In terms of structure complexity, FFNN can be built from single or multiple hidden layers. A more complex topology can lead to a longer training time. Therefore, the less-hidden layer is preferable, considering that almost all fluid rheology cases can be solved using FFNN with one hidden layer. The hidden neuron number is usually set at fewer than 20, such as 12 [75], 15 [63], 6 [129], and 9 [130], to achieve acceptable accuracy in a simple case. In terms of the activation functions, the best function can be different from one case to another, depending on the datasets. FFNN can also be trained using ELM, which has the advantage of a faster training time and better generalization [18,83,84,90,119,120].

Other alternative machine learning methods are ANFIS, SVR, PNN, and RBFNN. ANFIS is another well-known algorithm with comparable accuracy and faster training time than BP-ANN. This method is also known for its more interpretable nature compared to other black box models. In several comparative works [54,89,125], the prediction performance is better than that of BP-ANN. For kernel-based methods, SVR and RBFNN have the potential to capture nonlinear patterns in data. SVR has shown its accuracy in several works with BP-ANN [82]. However, SVR is less popular because it is quite challenging to tune the hyperparameters and can be hard to interpret while employing nonlinear kernels.

On the other hand, despite the RBFNN potential because of the fewer adjustable parameters compared to BP-ANN, several comparative works show its performance lags behind or, at most, is comparable with other machine learning algorithms [15,60,63,116,131]. PNN is another form of neural network with polynomial equations as the activation functions. While this method shows its acceptable performance in several works [67], the polynomial has several potential problems, such as interpretability and overfitting. An automatic feature selection algorithm called GMDH was also proposed to tune PNN in several works [124,132]. To overcome the overfitting possibility, more optimization algorithms, such as GAs, need to be added to achieve acceptable accuracy [21]. If the computational cost is not a priority and the parameters cannot be tuned properly, GMDH PNN can be an alternative for predicting the fluid rheological behavior.

The common parameters to be evaluated for measuring the performances of various algorithms are the accuracy of the training case, testing cases, training time, and testing time. While the training time represents the complexity of the training algorithm and model structure, the testing time represents the complexity of the model structure. Compared with the experimental data, the accuracy and error represent the model’s performance. While the accuracy of the training is utilized in the training process, the testing accuracy is crucial to determine the model performance for unlearned cases. Some articles have shown a very small error for the training but not for the testing, such as in the work by Al-Marhoun et al. [116]. The statistical parameters can be in the form of either mean squared error (MSE), mean absolute percentage error (MAPE), or coefficient of determination ( R 2 ).

:::

(Tasks for this exercise):
• 1. Decide whether each statement agrees with the excerpt on machine learning for fluid rheology, answering yes or no and quoting the deciding words. (a) The hidden neuron number is usually set at fewer than 20. (b) SVR is popular because its hyperparameters are easy to tune. (c) The testing time represents the complexity of the training algorithm.
• 2. Swap "unlearned" for "unseen" in the excerpt on machine learning for fluid rheology, and write out the passage from "The common parameters" to "determination ( R 2 ).".
The records that come next are separate material from the excerpt.

:::

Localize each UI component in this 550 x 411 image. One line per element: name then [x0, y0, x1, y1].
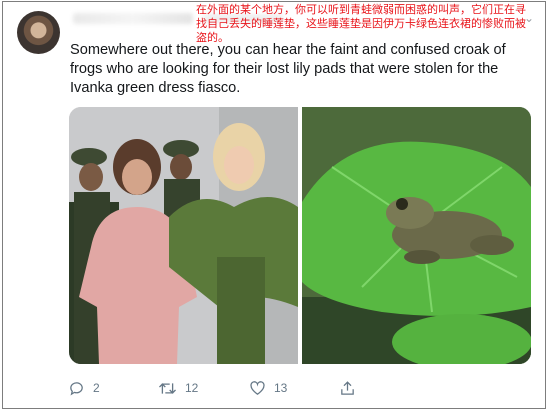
reply-button[interactable]: 2 — [68, 379, 100, 397]
photo-left[interactable] — [69, 107, 298, 364]
tweet-text: Somewhere out there, you can hear the fa… — [70, 42, 506, 96]
photo-right[interactable] — [302, 107, 531, 364]
like-count: 13 — [274, 381, 288, 395]
photo-frog-lily-pad — [302, 107, 531, 364]
avatar[interactable] — [17, 11, 60, 54]
photo-women-dresses — [69, 107, 298, 364]
reply-count: 2 — [93, 381, 100, 395]
retweet-button[interactable]: 12 — [158, 379, 198, 397]
heart-icon — [250, 380, 265, 395]
retweet-count: 12 — [185, 381, 199, 395]
share-icon — [341, 380, 354, 395]
media-grid — [69, 107, 531, 364]
redacted-display-name — [73, 13, 193, 24]
share-button[interactable] — [339, 379, 356, 397]
tweet-actions: 2 12 13 — [68, 379, 388, 397]
like-button[interactable]: 13 — [249, 379, 287, 397]
retweet-icon — [158, 382, 177, 394]
reply-icon — [70, 381, 83, 396]
chinese-translation-overlay: 在外面的某个地方，你可以听到青蛙微弱而困惑的叫声，它们正在寻找自己丢失的睡莲垫，… — [196, 3, 526, 44]
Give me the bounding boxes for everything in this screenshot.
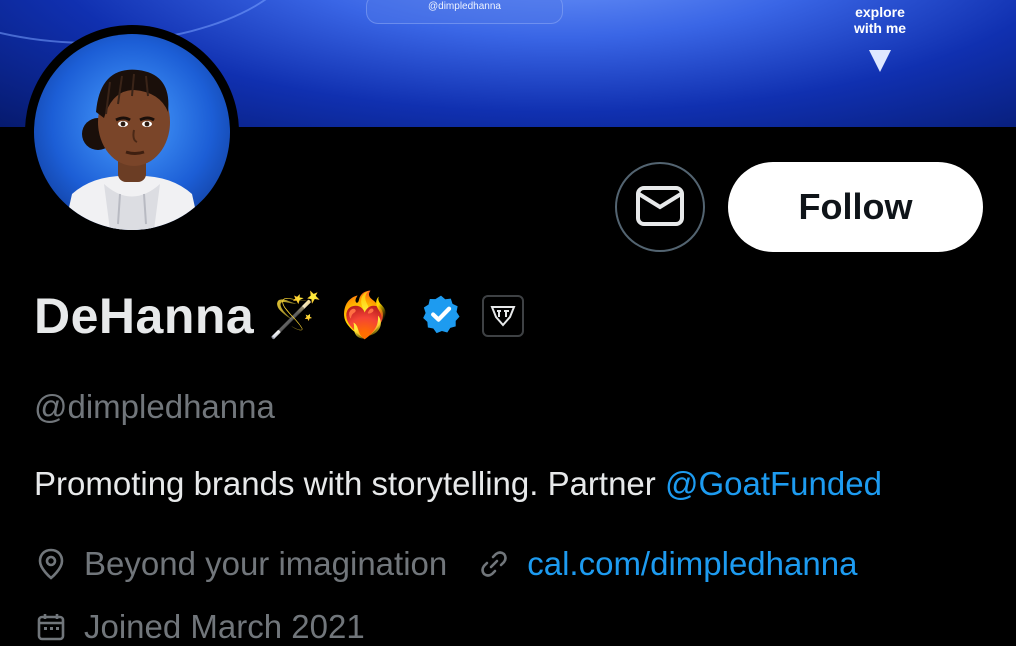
banner-cta-line2: with me [853,20,907,36]
affiliate-badge-icon[interactable] [481,295,524,337]
user-handle: @dimpledhanna [34,388,275,425]
follow-button[interactable]: Follow [728,162,983,252]
banner-handle-text: @dimpledhanna [366,0,563,24]
joined-date-row: Joined March 2021 [34,608,365,646]
calendar-icon [34,610,68,644]
display-name-row: DeHanna 🪄 ❤️‍🔥 [34,284,524,348]
location-text: Beyond your imagination [84,545,448,582]
link-icon [477,547,511,581]
location-pin-icon [34,547,68,581]
envelope-icon [635,185,685,230]
joined-text: Joined March 2021 [84,608,365,645]
banner-cta-text: explore with me [830,4,930,36]
display-name: DeHanna [34,288,255,344]
down-arrow-icon [869,50,891,72]
profile-meta-row: Beyond your imagination cal.com/dimpledh… [34,545,857,583]
avatar[interactable] [25,25,239,239]
verified-badge-icon[interactable] [420,293,462,340]
bio: Promoting brands with storytelling. Part… [34,465,882,503]
bio-mention-link[interactable]: @GoatFunded [665,465,882,502]
heart-on-fire-emoji: ❤️‍🔥 [337,291,392,340]
bio-text: Promoting brands with storytelling. Part… [34,465,665,502]
website-link[interactable]: cal.com/dimpledhanna [527,545,857,583]
magic-wand-emoji: 🪄 [268,291,324,340]
avatar-image [34,34,230,230]
message-button[interactable] [615,162,705,252]
banner-cta-line1: explore [855,4,905,20]
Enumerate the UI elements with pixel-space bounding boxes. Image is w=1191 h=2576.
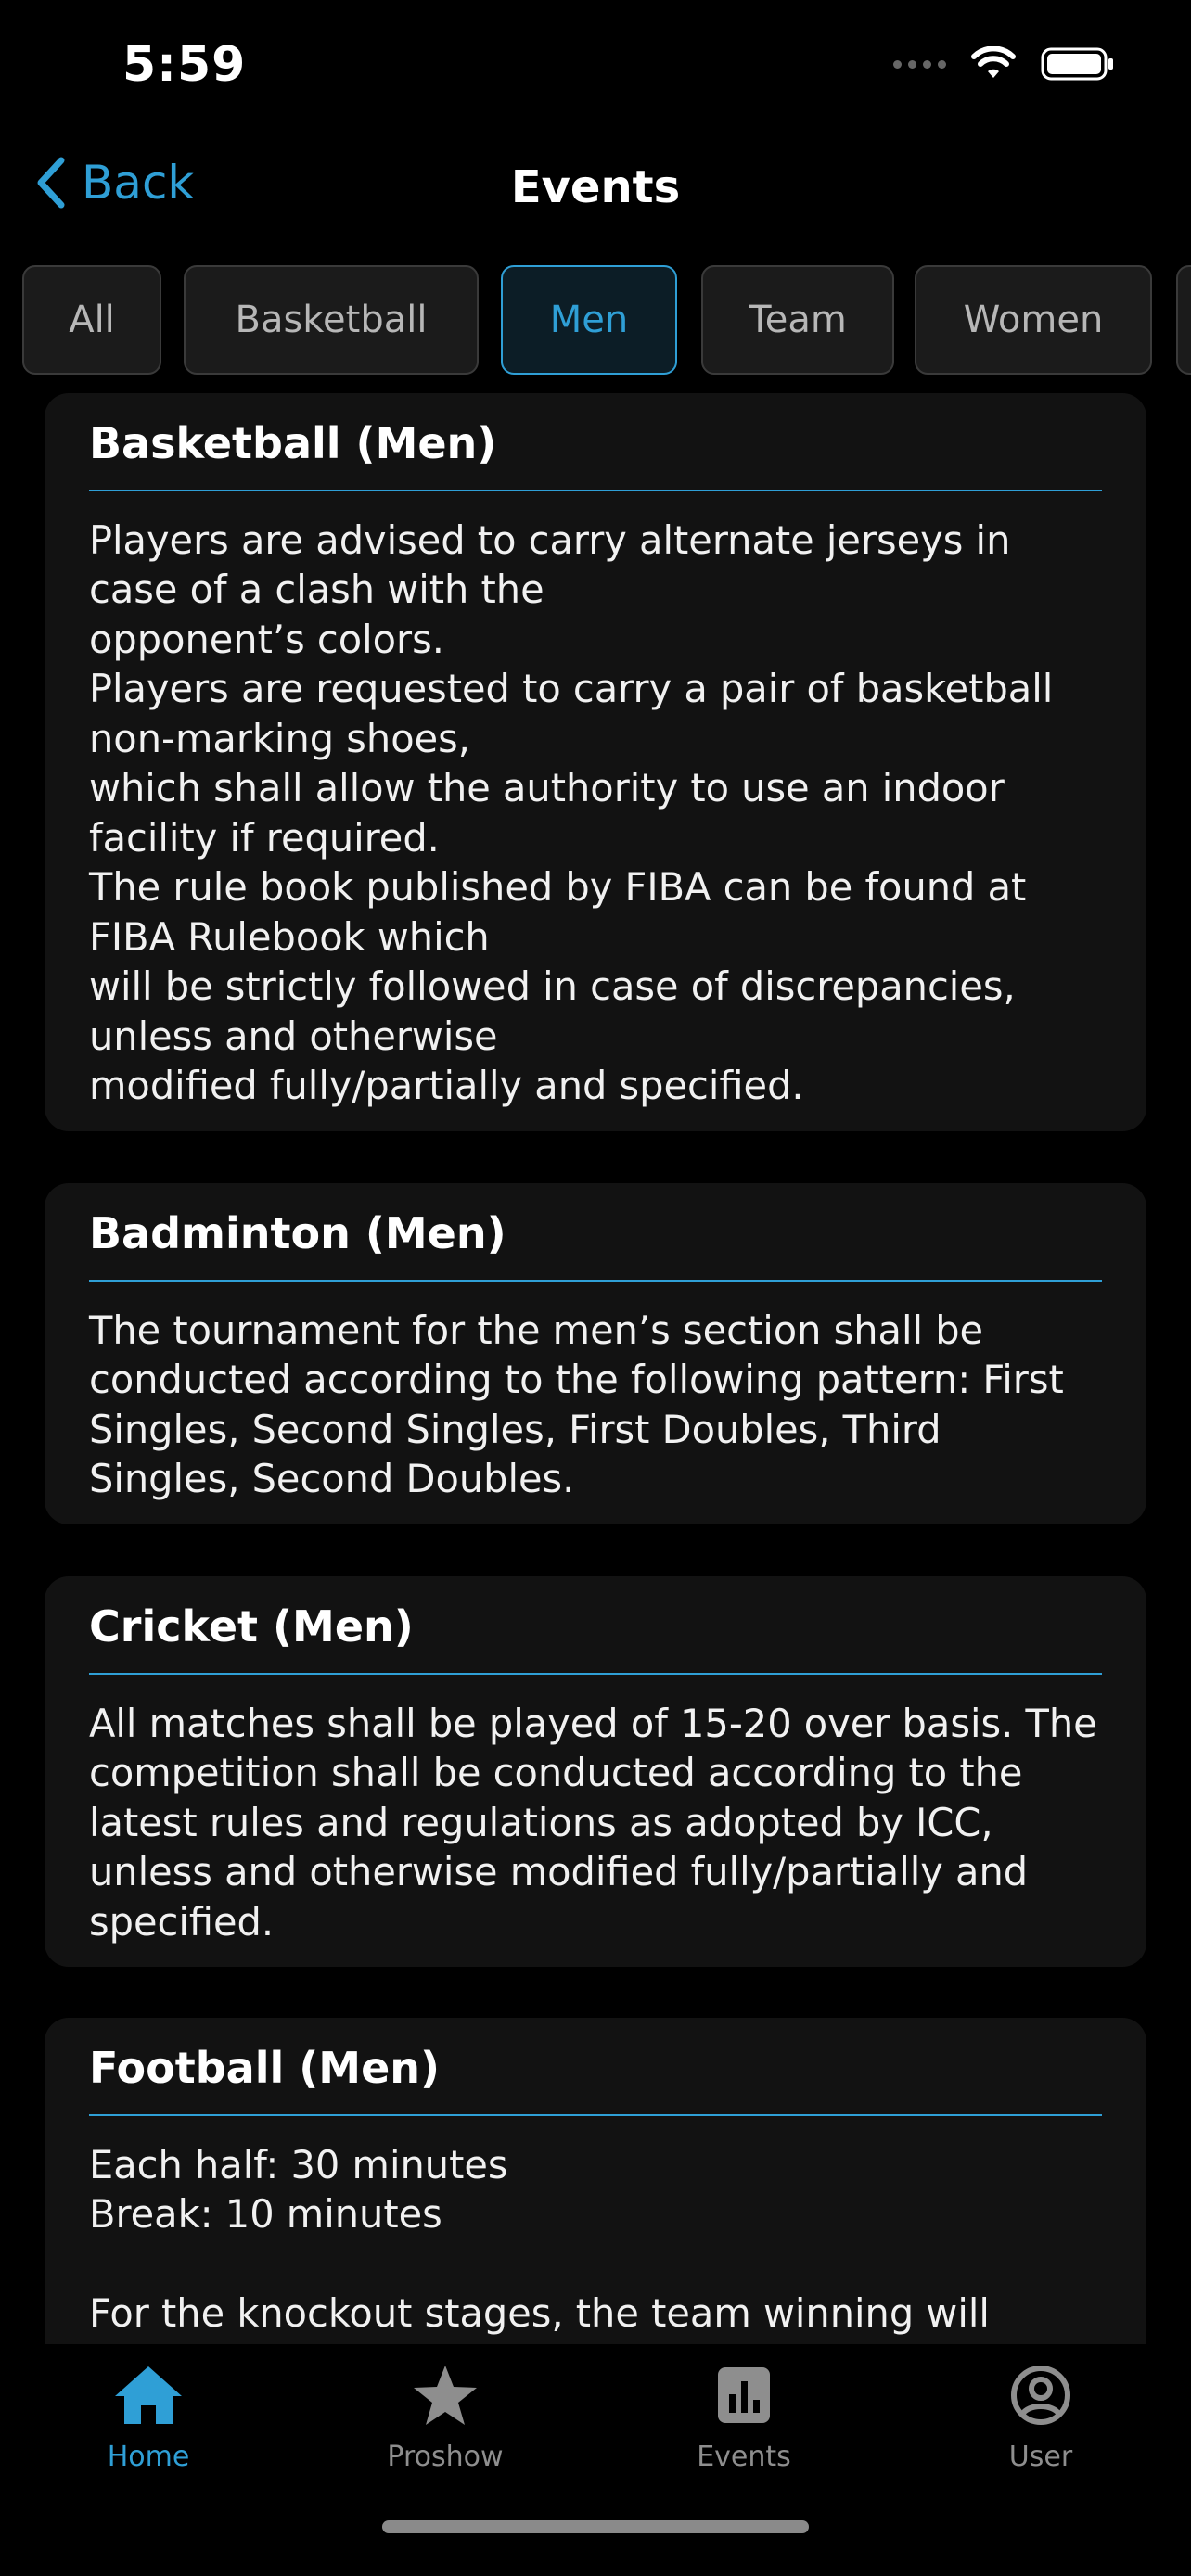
status-bar: 5:59 [0, 0, 1191, 139]
event-description: All matches shall be played of 15-20 ove… [89, 1700, 1097, 1945]
navigation-bar: Back Events [0, 139, 1191, 250]
event-title: Basketball (Men) [89, 417, 1102, 491]
event-card[interactable]: Cricket (Men) All matches shall be playe… [45, 1576, 1146, 1967]
tab-home[interactable]: Home [37, 2363, 260, 2473]
tab-proshow[interactable]: Proshow [334, 2363, 557, 2473]
event-card[interactable]: Basketball (Men) Players are advised to … [45, 393, 1146, 1131]
status-icons [893, 46, 1115, 82]
filter-chip-team[interactable]: Team [701, 265, 894, 375]
wifi-icon [971, 46, 1016, 78]
filter-chips: All Basketball Men Team Women [0, 265, 1191, 380]
tab-label: Home [107, 2441, 190, 2473]
page-title: Events [510, 161, 681, 213]
star-icon [414, 2366, 477, 2425]
battery-icon [1041, 47, 1113, 81]
event-title: Badminton (Men) [89, 1207, 1102, 1282]
event-description: Each half: 30 minutes Break: 10 minutes … [89, 2141, 990, 2337]
filter-chip-basketball[interactable]: Basketball [184, 265, 479, 375]
cellular-signal-icon [893, 59, 946, 69]
tab-label: User [1008, 2441, 1073, 2473]
tab-label: Proshow [387, 2441, 504, 2473]
event-title: Football (Men) [89, 2042, 1102, 2116]
tab-label: Events [697, 2441, 791, 2473]
event-card[interactable]: Badminton (Men) The tournament for the m… [45, 1183, 1146, 1524]
event-card[interactable]: Football (Men) Each half: 30 minutes Bre… [45, 2018, 1146, 2346]
home-icon [115, 2366, 182, 2424]
filter-chip-all[interactable]: All [22, 265, 161, 375]
tab-bar: Home Proshow Events User [0, 2344, 1191, 2576]
event-title: Cricket (Men) [89, 1600, 1102, 1675]
user-icon [1011, 2366, 1070, 2425]
chart-icon [718, 2367, 770, 2423]
filter-chip-women[interactable]: Women [915, 265, 1152, 375]
tab-user[interactable]: User [929, 2363, 1152, 2473]
events-list[interactable]: Basketball (Men) Players are advised to … [0, 380, 1191, 2346]
event-description: Players are advised to carry alternate j… [89, 516, 1054, 1109]
home-indicator [382, 2520, 809, 2533]
status-time: 5:59 [122, 37, 247, 93]
event-description: The tournament for the men’s section sha… [89, 1307, 1064, 1502]
filter-chip-men[interactable]: Men [501, 265, 677, 375]
tab-events[interactable]: Events [633, 2363, 855, 2473]
filter-chip-more[interactable] [1176, 265, 1191, 375]
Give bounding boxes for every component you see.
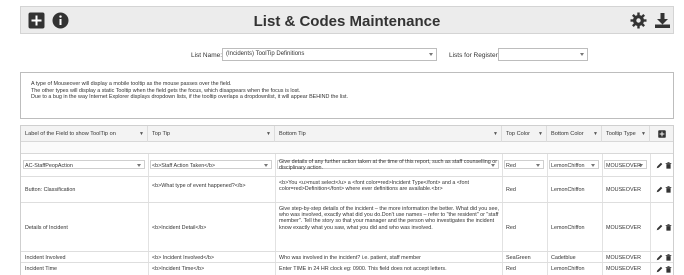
- sort-icon: ▼: [493, 131, 498, 137]
- cell-bottom-color: LemonChiffon: [551, 187, 585, 193]
- cell-label: Button: Classification: [25, 187, 76, 193]
- table-row[interactable]: Details of Incident <b>Incident Detail</…: [21, 203, 673, 252]
- page-title: List & Codes Maintenance: [253, 13, 441, 30]
- list-name-value: (Incidents) ToolTip Definitions: [226, 51, 305, 57]
- column-header-top-tip[interactable]: Top Tip ▼: [148, 126, 275, 142]
- cell-bottom-tip: Give details of any further action taken…: [279, 159, 498, 172]
- cell-top-tip: <b> Incident Involved</b>: [152, 255, 215, 261]
- cell-top-color: Red: [506, 187, 516, 193]
- cell-top-color: Red: [506, 266, 516, 272]
- sort-icon: ▼: [593, 131, 598, 137]
- chevron-down-icon: [429, 53, 433, 56]
- cell-bottom-color: LemonChiffon: [551, 225, 585, 231]
- cell-bottom-tip: <b>You <u>must select</u> a <font color=…: [279, 180, 470, 193]
- title-bar: List & Codes Maintenance: [20, 6, 674, 34]
- lists-for-register-select[interactable]: [498, 48, 588, 61]
- cell-tooltip-type: MOUSEOVER: [606, 225, 642, 231]
- chevron-down-icon: [580, 53, 584, 56]
- cell-bottom-color: LemonChiffon: [551, 163, 585, 169]
- cell-label: Incident Time: [25, 266, 58, 272]
- cell-bottom-tip: Enter TIME in 24 HR clock eg: 0900. This…: [279, 266, 447, 272]
- info-line: The other types will display a static To…: [31, 87, 301, 94]
- delete-icon[interactable]: [665, 186, 672, 193]
- column-header-tooltip-type[interactable]: Tooltip Type ▼: [602, 126, 650, 142]
- cell-tooltip-type: MOUSEOVER: [606, 266, 642, 272]
- cell-top-tip: <b>Incident Time</b>: [152, 266, 205, 272]
- add-row-icon[interactable]: [658, 130, 666, 138]
- info-panel: A type of Mouseover will display a mobil…: [20, 72, 674, 119]
- cell-bottom-color: Cadetblue: [551, 255, 576, 261]
- cell-top-color: SeaGreen: [506, 255, 531, 261]
- delete-icon[interactable]: [665, 254, 672, 261]
- grid-filter-row: [21, 142, 673, 169]
- cell-bottom-tip: Who was involved in the incident? i.e. p…: [279, 255, 421, 261]
- cell-bottom-tip: Give step-by-step details of the inciden…: [279, 206, 499, 231]
- column-header-bottom-tip[interactable]: Bottom Tip ▼: [275, 126, 502, 142]
- cell-top-tip: <b>What type of event happened?</b>: [152, 183, 246, 189]
- table-row[interactable]: AC-StaffPeopAction <b>Staff Action Taken…: [21, 154, 673, 177]
- list-name-label: List Name:: [191, 52, 223, 59]
- cell-label: Details of Incident: [25, 225, 68, 231]
- sort-icon: ▼: [266, 131, 271, 137]
- grid-header: Label of the Field to show ToolTip on ▼ T…: [21, 126, 673, 142]
- edit-icon[interactable]: [656, 162, 663, 169]
- cell-top-tip: <b>Incident Detail</b>: [152, 225, 207, 231]
- info-line: Due to a bug in the way Internet Explore…: [31, 94, 349, 101]
- cell-tooltip-type: MOUSEOVER: [606, 163, 642, 169]
- sort-icon: ▼: [139, 131, 144, 137]
- edit-icon[interactable]: [656, 186, 663, 193]
- delete-icon[interactable]: [665, 266, 672, 273]
- tooltip-grid: Label of the Field to show ToolTip on ▼ T…: [20, 125, 674, 275]
- cell-top-color: Red: [506, 163, 516, 169]
- edit-icon[interactable]: [656, 254, 663, 261]
- cell-bottom-color: LemonChiffon: [551, 266, 585, 272]
- delete-icon[interactable]: [665, 224, 672, 231]
- cell-tooltip-type: MOUSEOVER: [606, 187, 642, 193]
- column-header-top-color[interactable]: Top Color ▼: [502, 126, 547, 142]
- edit-icon[interactable]: [656, 266, 663, 273]
- download-icon[interactable]: [654, 12, 671, 29]
- table-row[interactable]: Incident Involved <b> Incident Involved<…: [21, 252, 673, 263]
- sort-icon: ▼: [538, 131, 543, 137]
- column-header-label[interactable]: Label of the Field to show ToolTip on ▼: [21, 126, 148, 142]
- cell-top-color: Red: [506, 225, 516, 231]
- cell-tooltip-type: MOUSEOVER: [606, 255, 642, 261]
- cell-top-tip: <b>Staff Action Taken</b>: [152, 163, 216, 169]
- sort-icon: ▼: [641, 131, 646, 137]
- info-line: A type of Mouseover will display a mobil…: [31, 81, 232, 87]
- table-row[interactable]: Button: Classification <b>What type of e…: [21, 177, 673, 203]
- delete-icon[interactable]: [665, 162, 672, 169]
- cell-label: AC-StaffPeopAction: [25, 163, 73, 169]
- edit-icon[interactable]: [656, 224, 663, 231]
- add-row-header[interactable]: [650, 126, 673, 142]
- table-row[interactable]: Incident Time <b>Incident Time</b> Enter…: [21, 263, 673, 275]
- lists-for-register-label: Lists for Register:: [449, 52, 500, 59]
- list-name-select[interactable]: (Incidents) ToolTip Definitions: [222, 48, 437, 61]
- column-header-bottom-color[interactable]: Bottom Color ▼: [547, 126, 602, 142]
- cell-label: Incident Involved: [25, 255, 66, 261]
- gear-icon[interactable]: [630, 12, 647, 29]
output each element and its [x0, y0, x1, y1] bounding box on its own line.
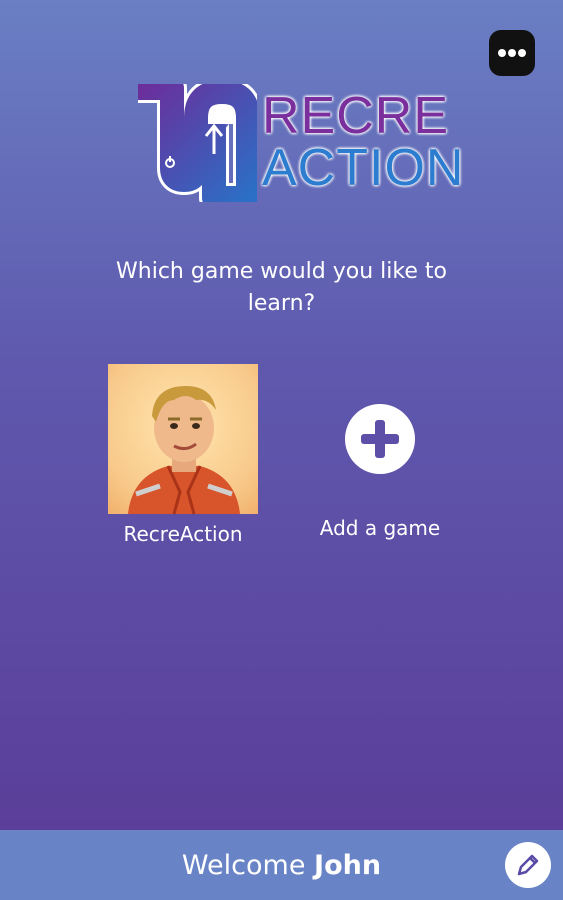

:::

(Solutions by task):
• 1.
(a) Yes: "The hidden neuron number is usually set at fewer than 20"
(b) No: "SVR is less popular because it is quite challenging to tune the hyperparameters"
(c) No: "the testing time represents the complexity of the model structure"

• 2.
The common parameters to be evaluated for measuring the performances of various algorithms are the accuracy of the training case, testing cases, training time, and testing time. While the training time represents the complexity of the training algorithm and model structure, the testing time represents the complexity of the model structure. Compared with the experimental data, the accuracy and error represent the model’s performance. While the accuracy of the training is utilized in the training process, the testing accuracy is crucial to determine the model performance for unseen cases. Some articles have shown a very small error for the training but not for the testing, such as in the work by Al-Marhoun et al. [116]. The statistical parameters can be in the form of either mean squared error (MSE), mean absolute percentage error (MAPE), or coefficient of determination ( R 2 ).